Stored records
■ ■ ■
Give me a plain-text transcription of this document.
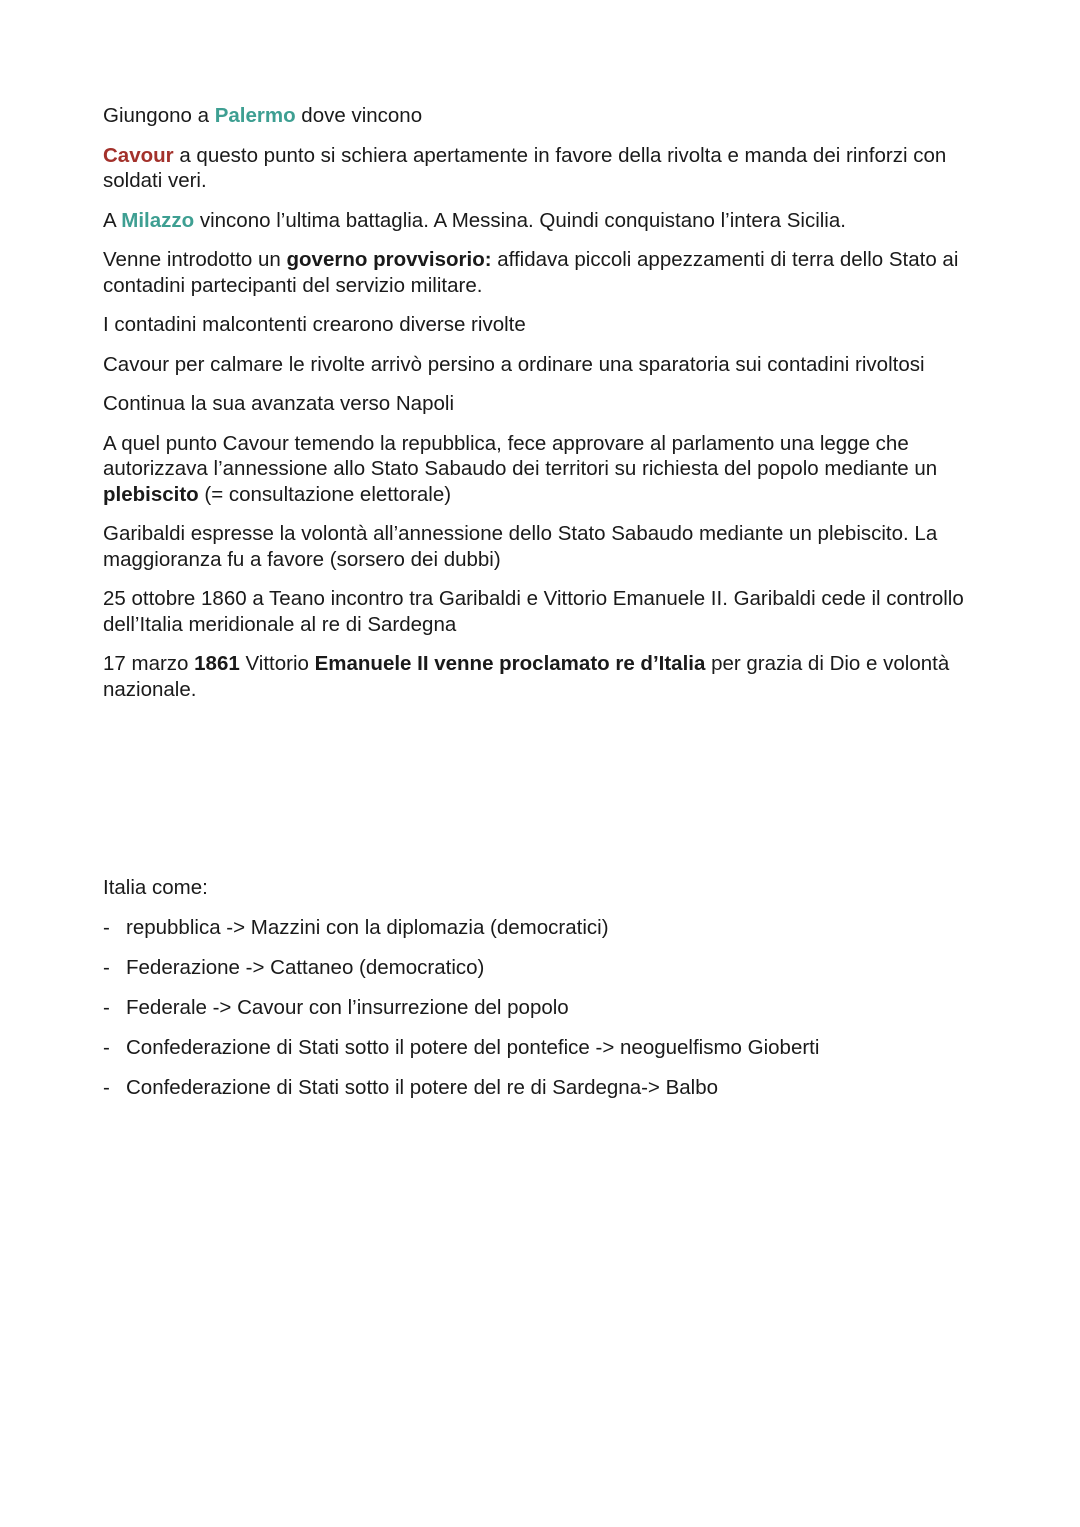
Giungono a Palermo dove vincono

Cavour a questo punto si schiera apertamente in favore della rivolta e manda dei rinforzi con soldati veri.

A Milazzo vincono l’ultima battaglia. A Messina. Quindi conquistano l’intera Sicilia.

Venne introdotto un governo provvisorio: affidava piccoli appezzamenti di terra dello Stato ai contadini partecipanti del servizio militare.

I contadini malcontenti crearono diverse rivolte

Cavour per calmare le rivolte arrivò persino a ordinare una sparatoria sui contadini rivoltosi

Continua la sua avanzata verso Napoli

A quel punto Cavour temendo la repubblica, fece approvare al parlamento una legge che autorizzava l’annessione allo Stato Sabaudo dei territori su richiesta del popolo mediante un plebiscito (= consultazione elettorale)

Garibaldi espresse la volontà all’annessione dello Stato Sabaudo mediante un plebiscito. La maggioranza fu a favore (sorsero dei dubbi)

25 ottobre 1860 a Teano incontro tra Garibaldi e Vittorio Emanuele II. Garibaldi cede il controllo dell’Italia meridionale al re di Sardegna

17 marzo 1861 Vittorio Emanuele II venne proclamato re d’Italia per grazia di Dio e volontà nazionale.

Italia come:

- repubblica -> Mazzini con la diplomazia (democratici)
- Federazione -> Cattaneo (democratico)
- Federale -> Cavour con l’insurrezione del popolo
- Confederazione di Stati sotto il potere del pontefice -> neoguelfismo Gioberti
- Confederazione di Stati sotto il potere del re di Sardegna-> Balbo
■ ■ ■
-- DO THIS --
Look over the material above and show each line where "Vittorio" appears.

-- SOLUTION FOR THIS TASK --
25 ottobre 1860 a Teano incontro tra Garibaldi e Vittorio Emanuele II. Garibaldi cede il controllo dell’Italia meridionale al re di Sardegna
17 marzo 1861 Vittorio Emanuele II venne proclamato re d’Italia per grazia di Dio e volontà nazionale.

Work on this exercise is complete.